#### Data records
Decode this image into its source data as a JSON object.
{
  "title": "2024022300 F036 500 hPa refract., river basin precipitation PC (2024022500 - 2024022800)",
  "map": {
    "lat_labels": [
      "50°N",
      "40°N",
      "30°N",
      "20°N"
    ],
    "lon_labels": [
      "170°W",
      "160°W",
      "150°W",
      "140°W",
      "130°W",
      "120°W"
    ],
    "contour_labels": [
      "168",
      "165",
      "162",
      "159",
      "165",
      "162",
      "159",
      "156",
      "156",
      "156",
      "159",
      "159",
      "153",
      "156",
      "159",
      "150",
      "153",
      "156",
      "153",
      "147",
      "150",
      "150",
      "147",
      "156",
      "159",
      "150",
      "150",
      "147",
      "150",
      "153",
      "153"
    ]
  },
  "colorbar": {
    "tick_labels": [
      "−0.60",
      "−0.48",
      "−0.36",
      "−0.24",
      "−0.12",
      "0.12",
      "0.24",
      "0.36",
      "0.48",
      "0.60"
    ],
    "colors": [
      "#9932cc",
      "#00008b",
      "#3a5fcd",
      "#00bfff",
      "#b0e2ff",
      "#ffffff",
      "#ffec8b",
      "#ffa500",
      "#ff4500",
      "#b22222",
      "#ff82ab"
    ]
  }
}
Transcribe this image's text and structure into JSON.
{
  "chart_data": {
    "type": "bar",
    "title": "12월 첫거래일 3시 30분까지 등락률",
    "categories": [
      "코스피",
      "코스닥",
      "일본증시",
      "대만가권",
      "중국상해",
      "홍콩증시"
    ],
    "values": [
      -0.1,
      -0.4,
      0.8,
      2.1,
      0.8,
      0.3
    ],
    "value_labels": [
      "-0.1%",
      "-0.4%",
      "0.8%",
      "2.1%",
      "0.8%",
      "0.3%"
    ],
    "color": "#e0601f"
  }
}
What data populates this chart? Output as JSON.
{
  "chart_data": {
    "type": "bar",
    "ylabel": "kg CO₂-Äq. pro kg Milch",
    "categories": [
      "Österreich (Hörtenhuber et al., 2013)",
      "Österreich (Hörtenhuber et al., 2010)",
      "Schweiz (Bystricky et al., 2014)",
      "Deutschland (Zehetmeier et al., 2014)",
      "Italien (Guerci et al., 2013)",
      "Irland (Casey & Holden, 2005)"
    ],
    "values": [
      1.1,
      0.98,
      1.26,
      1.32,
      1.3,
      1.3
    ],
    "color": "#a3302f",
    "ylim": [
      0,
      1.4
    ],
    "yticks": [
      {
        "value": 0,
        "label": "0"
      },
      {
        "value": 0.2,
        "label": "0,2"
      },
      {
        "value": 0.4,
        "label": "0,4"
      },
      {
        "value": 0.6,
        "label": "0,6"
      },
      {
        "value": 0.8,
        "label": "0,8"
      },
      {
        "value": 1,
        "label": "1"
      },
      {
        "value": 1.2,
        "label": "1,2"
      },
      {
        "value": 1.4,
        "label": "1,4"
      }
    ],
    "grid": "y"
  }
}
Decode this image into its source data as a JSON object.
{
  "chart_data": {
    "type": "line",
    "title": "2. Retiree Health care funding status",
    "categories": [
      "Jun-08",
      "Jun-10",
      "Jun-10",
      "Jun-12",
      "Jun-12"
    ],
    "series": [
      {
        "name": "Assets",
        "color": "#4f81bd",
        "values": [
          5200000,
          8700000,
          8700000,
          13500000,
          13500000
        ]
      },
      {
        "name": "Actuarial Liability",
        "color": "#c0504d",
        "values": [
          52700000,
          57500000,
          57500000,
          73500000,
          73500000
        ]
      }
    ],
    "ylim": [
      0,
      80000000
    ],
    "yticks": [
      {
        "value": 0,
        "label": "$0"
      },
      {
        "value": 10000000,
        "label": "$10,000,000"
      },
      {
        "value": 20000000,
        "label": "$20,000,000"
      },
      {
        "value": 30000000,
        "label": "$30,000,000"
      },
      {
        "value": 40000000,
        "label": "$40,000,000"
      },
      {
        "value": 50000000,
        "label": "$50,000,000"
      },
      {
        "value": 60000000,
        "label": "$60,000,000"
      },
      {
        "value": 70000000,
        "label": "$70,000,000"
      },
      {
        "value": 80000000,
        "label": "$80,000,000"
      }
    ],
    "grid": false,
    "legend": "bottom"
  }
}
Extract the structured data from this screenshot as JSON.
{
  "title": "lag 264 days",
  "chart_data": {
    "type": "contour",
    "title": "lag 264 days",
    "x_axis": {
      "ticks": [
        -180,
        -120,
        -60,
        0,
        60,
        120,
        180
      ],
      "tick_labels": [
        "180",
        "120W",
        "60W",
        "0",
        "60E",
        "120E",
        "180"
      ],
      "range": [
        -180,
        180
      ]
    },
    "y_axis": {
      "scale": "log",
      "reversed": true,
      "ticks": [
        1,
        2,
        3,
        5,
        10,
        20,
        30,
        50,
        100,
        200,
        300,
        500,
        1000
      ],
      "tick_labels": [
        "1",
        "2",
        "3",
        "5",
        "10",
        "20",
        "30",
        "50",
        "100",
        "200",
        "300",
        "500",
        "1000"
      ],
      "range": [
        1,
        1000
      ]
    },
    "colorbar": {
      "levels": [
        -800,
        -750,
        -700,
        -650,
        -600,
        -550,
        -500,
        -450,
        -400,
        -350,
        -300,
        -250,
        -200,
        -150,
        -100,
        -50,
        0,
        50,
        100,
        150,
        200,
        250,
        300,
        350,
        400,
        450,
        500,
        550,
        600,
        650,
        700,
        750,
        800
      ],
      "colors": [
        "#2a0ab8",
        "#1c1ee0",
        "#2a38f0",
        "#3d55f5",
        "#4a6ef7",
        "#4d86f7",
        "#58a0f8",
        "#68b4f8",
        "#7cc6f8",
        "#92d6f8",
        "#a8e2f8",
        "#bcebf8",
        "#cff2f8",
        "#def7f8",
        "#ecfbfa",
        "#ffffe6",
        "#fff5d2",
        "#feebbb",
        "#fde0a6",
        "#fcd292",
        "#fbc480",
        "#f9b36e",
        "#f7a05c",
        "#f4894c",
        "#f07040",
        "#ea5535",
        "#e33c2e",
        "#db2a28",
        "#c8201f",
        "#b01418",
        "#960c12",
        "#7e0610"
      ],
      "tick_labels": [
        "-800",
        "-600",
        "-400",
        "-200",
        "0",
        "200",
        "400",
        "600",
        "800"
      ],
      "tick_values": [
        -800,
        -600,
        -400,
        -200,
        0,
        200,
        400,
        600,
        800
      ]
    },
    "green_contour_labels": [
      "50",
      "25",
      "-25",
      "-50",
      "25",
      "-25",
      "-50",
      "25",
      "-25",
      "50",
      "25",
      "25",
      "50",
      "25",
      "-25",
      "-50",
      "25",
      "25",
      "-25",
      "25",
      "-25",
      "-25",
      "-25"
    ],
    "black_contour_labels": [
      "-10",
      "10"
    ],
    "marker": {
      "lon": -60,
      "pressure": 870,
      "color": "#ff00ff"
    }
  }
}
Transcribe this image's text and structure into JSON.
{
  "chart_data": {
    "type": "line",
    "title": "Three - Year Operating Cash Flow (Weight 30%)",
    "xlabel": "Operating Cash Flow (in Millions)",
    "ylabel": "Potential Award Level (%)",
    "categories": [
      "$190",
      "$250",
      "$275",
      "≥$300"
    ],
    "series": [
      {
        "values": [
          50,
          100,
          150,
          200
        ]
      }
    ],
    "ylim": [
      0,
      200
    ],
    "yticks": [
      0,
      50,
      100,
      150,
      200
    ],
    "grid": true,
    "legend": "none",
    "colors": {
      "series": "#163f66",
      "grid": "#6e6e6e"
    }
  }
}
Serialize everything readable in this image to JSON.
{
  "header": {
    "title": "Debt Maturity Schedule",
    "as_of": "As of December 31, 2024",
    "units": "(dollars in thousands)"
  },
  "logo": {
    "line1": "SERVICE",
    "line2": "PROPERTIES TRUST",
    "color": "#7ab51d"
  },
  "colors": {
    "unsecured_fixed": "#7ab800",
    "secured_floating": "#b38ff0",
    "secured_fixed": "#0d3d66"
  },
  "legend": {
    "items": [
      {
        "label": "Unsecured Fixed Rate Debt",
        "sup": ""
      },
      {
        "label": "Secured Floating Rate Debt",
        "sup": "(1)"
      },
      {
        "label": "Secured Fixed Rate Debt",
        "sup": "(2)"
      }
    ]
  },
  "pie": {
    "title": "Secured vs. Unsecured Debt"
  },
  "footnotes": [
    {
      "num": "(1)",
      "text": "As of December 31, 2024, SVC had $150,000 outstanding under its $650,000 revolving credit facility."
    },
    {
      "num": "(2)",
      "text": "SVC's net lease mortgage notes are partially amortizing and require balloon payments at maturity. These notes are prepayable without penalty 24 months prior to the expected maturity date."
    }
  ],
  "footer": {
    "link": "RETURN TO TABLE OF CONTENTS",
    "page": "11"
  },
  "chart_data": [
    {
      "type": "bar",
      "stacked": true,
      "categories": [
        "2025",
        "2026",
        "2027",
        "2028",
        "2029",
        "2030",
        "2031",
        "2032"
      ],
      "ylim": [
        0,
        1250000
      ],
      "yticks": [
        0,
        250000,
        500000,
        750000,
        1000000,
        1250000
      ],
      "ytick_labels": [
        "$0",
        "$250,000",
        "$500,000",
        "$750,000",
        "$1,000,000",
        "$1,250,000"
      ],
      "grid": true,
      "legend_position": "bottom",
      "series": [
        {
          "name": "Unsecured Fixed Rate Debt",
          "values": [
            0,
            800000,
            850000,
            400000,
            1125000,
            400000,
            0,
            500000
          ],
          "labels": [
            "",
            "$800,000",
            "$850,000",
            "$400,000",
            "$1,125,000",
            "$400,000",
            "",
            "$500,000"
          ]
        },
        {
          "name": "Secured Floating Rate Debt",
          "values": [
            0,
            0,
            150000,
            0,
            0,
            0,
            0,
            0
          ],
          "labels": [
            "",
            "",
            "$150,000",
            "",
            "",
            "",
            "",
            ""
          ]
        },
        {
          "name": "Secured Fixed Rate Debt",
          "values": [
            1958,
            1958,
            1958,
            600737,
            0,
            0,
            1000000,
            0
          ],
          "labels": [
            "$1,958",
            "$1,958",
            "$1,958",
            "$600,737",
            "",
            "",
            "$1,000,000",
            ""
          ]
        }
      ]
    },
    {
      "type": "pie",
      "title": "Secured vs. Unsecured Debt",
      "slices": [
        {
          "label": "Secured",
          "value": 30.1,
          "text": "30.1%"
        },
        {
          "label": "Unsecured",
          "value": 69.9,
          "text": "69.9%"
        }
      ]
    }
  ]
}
########
Which lines contain the word "type"? Copy each one.

    "type": "bar",
    "type": "bar",
    "type": "line",
    "type": "contour",
    "type": "line",
      "type": "bar",
      "type": "pie",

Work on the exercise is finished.